**REQUIRED TASK**
Copy the items word for word, from the first line through the line containing "clue-item: 31St. Peter's", with both ends included.

• • • • •

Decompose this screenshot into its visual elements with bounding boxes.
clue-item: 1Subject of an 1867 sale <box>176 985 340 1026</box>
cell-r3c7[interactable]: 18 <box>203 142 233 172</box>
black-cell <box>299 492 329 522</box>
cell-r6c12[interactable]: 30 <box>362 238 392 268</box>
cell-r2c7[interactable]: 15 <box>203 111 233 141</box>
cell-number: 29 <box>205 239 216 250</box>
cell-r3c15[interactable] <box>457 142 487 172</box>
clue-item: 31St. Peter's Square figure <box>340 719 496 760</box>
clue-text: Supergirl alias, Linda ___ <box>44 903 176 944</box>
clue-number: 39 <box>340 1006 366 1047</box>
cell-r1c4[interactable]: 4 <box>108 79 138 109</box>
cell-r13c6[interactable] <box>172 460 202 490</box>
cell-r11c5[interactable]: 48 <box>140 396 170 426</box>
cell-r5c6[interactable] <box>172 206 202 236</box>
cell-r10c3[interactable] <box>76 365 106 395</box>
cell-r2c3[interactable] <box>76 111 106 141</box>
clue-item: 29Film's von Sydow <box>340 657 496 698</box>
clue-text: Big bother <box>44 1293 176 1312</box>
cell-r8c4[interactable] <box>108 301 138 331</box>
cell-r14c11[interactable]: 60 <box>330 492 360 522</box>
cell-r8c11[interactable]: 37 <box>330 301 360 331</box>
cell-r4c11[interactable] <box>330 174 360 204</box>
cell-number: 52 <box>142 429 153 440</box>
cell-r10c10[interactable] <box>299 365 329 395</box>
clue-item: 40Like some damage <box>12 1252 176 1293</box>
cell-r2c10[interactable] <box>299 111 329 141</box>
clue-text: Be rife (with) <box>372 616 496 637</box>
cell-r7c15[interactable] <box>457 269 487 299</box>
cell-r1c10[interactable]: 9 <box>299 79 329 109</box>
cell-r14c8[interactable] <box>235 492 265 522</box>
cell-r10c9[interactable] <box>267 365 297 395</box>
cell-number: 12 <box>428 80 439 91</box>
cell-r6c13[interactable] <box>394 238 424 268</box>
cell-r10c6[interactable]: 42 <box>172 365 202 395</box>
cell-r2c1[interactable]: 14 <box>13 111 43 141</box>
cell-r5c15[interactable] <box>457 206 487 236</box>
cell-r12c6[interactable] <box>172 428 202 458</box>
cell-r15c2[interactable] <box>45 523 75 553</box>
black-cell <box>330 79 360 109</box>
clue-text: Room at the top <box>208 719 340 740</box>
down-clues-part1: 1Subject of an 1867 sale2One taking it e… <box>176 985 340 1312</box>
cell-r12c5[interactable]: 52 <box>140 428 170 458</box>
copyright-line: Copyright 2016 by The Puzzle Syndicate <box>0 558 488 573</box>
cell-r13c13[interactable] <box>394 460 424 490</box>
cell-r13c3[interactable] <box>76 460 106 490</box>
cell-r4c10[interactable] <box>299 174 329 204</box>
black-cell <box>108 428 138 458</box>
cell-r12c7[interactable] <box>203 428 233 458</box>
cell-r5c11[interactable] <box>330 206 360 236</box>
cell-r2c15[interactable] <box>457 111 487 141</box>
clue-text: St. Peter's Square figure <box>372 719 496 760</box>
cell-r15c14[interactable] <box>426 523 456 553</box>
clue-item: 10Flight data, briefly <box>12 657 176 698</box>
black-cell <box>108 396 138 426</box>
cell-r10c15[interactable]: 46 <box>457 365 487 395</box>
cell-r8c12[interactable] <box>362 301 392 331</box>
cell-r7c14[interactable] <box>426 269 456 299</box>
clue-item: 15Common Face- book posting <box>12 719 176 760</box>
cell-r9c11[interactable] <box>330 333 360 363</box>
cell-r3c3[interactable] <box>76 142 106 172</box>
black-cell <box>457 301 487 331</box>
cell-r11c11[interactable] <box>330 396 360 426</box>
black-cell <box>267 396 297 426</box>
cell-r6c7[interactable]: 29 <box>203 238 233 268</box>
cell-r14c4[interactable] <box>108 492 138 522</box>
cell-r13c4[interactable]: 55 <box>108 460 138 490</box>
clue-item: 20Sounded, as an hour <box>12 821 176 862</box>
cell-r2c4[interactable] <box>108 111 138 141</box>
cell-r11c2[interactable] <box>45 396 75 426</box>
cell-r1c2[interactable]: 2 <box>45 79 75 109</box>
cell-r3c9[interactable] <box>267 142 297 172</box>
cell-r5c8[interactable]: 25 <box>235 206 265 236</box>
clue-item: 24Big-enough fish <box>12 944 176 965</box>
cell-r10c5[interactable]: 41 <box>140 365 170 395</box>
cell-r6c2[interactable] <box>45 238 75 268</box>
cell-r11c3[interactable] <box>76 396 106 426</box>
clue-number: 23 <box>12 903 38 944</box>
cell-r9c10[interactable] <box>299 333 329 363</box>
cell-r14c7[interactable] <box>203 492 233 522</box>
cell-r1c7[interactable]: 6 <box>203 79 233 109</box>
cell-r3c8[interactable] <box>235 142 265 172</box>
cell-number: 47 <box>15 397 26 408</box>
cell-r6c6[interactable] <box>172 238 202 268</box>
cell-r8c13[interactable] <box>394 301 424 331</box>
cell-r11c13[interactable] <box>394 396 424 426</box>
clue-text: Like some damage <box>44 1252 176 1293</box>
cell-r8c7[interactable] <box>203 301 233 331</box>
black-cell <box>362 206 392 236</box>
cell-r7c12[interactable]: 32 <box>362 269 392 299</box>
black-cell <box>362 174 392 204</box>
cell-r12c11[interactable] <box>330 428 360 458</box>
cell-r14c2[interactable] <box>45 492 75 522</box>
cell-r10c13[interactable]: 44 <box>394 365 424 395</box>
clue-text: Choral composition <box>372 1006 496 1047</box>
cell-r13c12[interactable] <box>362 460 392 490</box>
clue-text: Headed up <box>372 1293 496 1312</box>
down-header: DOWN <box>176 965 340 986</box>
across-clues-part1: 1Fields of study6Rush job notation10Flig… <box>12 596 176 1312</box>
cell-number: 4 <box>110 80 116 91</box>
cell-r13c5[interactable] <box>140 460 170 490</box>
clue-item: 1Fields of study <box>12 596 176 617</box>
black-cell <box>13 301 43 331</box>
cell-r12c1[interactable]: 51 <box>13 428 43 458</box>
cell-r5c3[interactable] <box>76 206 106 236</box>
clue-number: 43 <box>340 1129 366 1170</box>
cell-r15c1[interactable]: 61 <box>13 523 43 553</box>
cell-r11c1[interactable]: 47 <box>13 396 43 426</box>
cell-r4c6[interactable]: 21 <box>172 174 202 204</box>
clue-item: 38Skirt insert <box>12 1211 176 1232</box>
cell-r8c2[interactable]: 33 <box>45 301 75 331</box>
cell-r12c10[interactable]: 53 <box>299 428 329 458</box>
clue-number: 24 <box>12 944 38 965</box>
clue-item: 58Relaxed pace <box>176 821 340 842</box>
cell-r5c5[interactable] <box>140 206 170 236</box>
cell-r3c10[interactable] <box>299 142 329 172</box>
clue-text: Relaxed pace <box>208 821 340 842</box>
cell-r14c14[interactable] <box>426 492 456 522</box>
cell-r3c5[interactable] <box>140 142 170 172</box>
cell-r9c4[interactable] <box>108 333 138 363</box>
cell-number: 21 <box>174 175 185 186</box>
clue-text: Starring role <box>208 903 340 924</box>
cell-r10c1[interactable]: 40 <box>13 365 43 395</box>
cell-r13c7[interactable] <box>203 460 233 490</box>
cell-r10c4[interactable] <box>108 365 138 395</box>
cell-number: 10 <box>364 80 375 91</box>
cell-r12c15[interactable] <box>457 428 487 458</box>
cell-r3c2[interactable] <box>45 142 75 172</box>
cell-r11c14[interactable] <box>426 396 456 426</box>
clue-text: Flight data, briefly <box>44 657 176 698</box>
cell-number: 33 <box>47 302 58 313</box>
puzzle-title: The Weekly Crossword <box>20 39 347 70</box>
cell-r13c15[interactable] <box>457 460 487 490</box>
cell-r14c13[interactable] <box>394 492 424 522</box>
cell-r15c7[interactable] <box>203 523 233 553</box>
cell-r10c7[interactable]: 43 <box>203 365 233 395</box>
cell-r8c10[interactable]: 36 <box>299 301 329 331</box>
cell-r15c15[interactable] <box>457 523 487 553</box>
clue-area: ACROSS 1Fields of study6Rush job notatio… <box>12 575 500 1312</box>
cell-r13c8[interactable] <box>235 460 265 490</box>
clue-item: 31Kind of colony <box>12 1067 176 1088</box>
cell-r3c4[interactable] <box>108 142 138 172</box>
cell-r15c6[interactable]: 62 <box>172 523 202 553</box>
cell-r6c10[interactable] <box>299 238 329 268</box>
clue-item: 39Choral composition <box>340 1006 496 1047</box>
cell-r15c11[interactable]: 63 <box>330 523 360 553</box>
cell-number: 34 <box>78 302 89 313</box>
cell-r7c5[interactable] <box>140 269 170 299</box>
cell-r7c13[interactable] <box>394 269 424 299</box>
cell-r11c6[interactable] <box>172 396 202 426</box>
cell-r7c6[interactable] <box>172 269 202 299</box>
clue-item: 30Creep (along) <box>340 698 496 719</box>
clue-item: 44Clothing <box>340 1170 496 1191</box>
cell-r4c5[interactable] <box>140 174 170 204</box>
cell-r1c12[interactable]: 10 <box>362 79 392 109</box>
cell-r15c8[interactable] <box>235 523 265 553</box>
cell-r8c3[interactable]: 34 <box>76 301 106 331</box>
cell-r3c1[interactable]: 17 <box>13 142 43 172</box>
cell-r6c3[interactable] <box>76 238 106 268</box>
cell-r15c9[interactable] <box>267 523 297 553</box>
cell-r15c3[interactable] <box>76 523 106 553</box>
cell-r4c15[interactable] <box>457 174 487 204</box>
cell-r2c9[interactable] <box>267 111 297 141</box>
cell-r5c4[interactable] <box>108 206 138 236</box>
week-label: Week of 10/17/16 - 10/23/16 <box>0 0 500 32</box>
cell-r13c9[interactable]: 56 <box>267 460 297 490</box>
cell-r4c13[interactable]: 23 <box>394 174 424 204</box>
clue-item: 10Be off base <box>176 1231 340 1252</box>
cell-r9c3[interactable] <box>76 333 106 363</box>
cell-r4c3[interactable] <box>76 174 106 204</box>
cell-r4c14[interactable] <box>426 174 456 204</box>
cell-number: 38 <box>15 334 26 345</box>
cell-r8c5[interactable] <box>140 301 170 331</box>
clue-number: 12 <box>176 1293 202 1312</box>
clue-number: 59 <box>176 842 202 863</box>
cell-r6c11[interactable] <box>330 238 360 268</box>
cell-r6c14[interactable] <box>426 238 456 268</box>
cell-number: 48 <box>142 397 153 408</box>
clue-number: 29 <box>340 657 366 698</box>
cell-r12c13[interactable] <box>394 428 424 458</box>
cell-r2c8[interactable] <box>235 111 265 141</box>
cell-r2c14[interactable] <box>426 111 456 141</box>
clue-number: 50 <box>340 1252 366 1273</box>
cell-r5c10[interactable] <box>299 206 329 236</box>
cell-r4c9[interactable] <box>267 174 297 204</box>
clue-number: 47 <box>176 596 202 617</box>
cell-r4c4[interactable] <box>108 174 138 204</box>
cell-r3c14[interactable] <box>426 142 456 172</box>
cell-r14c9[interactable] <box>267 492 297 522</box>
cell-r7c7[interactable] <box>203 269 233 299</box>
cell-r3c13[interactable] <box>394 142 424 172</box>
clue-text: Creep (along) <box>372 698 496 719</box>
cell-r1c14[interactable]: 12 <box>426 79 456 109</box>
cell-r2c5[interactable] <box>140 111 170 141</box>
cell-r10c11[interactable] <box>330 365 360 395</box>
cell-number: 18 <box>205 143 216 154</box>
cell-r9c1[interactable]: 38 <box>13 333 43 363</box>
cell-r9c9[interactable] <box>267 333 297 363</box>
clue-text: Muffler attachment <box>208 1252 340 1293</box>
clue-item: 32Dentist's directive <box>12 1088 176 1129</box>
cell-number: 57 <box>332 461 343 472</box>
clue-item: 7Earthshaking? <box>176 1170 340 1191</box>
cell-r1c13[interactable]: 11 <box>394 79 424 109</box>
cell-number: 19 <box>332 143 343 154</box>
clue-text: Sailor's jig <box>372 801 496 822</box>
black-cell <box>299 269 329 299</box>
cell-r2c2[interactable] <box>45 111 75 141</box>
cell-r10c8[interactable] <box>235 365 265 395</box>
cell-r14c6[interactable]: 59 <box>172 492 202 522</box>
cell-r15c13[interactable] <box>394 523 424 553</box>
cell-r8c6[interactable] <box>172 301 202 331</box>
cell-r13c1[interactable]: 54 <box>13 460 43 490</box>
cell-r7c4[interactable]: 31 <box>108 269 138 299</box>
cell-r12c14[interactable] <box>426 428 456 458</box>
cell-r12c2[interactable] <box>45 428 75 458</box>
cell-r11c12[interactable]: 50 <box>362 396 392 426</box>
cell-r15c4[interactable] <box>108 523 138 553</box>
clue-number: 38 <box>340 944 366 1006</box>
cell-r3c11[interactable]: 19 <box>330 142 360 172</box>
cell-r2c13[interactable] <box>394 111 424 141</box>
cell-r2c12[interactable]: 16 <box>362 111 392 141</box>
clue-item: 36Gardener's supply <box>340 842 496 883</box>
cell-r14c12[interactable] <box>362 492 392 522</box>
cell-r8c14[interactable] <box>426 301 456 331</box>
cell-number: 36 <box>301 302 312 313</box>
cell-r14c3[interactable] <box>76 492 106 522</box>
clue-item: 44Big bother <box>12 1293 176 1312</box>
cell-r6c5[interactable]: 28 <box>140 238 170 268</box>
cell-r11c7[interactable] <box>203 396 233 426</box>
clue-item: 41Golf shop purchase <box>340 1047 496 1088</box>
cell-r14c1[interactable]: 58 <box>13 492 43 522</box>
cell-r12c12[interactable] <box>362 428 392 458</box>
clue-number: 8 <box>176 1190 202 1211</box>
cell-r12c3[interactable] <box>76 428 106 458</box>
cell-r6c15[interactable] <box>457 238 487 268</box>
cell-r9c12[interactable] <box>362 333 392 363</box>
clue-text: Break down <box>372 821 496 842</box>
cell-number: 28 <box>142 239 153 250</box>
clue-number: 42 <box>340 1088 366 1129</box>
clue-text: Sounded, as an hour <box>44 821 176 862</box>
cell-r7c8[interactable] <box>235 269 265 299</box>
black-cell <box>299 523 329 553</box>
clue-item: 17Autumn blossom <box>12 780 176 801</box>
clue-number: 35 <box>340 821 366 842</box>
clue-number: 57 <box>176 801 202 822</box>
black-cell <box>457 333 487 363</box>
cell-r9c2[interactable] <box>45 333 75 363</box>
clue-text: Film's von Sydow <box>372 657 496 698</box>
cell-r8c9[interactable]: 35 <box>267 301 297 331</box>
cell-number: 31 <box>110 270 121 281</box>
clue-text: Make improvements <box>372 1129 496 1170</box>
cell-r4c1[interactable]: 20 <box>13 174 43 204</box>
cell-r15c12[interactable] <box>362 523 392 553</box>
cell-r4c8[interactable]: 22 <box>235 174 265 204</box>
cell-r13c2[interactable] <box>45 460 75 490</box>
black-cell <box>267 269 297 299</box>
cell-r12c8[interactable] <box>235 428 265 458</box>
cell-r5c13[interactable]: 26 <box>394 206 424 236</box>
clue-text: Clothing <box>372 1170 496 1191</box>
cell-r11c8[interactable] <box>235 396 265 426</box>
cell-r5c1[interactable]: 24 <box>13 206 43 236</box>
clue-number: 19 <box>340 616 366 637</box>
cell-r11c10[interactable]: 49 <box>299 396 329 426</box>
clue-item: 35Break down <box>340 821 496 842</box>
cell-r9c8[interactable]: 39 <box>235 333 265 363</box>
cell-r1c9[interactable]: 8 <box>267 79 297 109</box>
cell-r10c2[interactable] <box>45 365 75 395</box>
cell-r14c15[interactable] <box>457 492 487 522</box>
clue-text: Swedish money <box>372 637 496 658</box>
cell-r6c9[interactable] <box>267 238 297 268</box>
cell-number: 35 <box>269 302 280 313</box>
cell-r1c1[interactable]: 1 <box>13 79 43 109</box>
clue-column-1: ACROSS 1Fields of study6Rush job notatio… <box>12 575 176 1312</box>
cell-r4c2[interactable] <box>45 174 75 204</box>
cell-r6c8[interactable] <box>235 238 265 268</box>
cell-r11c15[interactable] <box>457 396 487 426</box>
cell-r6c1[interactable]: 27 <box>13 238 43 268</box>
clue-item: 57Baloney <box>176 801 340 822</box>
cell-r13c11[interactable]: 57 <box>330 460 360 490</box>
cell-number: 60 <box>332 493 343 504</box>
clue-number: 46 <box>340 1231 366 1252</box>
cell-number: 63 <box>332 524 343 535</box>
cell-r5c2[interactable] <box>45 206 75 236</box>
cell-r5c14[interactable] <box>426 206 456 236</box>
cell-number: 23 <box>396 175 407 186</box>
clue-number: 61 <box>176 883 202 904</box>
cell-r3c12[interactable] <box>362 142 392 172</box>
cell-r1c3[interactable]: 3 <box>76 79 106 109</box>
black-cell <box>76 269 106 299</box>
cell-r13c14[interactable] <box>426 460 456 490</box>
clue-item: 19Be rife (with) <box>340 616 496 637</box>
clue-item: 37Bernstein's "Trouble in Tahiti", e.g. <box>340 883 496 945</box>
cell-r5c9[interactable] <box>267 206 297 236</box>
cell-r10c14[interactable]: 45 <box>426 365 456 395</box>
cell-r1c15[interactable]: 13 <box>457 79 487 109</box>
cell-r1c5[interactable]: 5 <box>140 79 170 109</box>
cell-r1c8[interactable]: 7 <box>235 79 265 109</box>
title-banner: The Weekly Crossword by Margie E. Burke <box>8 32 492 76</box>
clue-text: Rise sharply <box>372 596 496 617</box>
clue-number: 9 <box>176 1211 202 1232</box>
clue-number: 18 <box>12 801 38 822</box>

• • • • •

**RESPONSE TO THIS TASK**
Decompose this screenshot into its visual elements with bounding boxes.
clue-item: 1Subject of an 1867 sale <box>176 985 340 1026</box>
cell-r3c7[interactable]: 18 <box>203 142 233 172</box>
black-cell <box>299 492 329 522</box>
cell-r6c12[interactable]: 30 <box>362 238 392 268</box>
cell-r2c7[interactable]: 15 <box>203 111 233 141</box>
cell-number: 29 <box>205 239 216 250</box>
cell-r3c15[interactable] <box>457 142 487 172</box>
clue-item: 31St. Peter's Square figure <box>340 719 496 760</box>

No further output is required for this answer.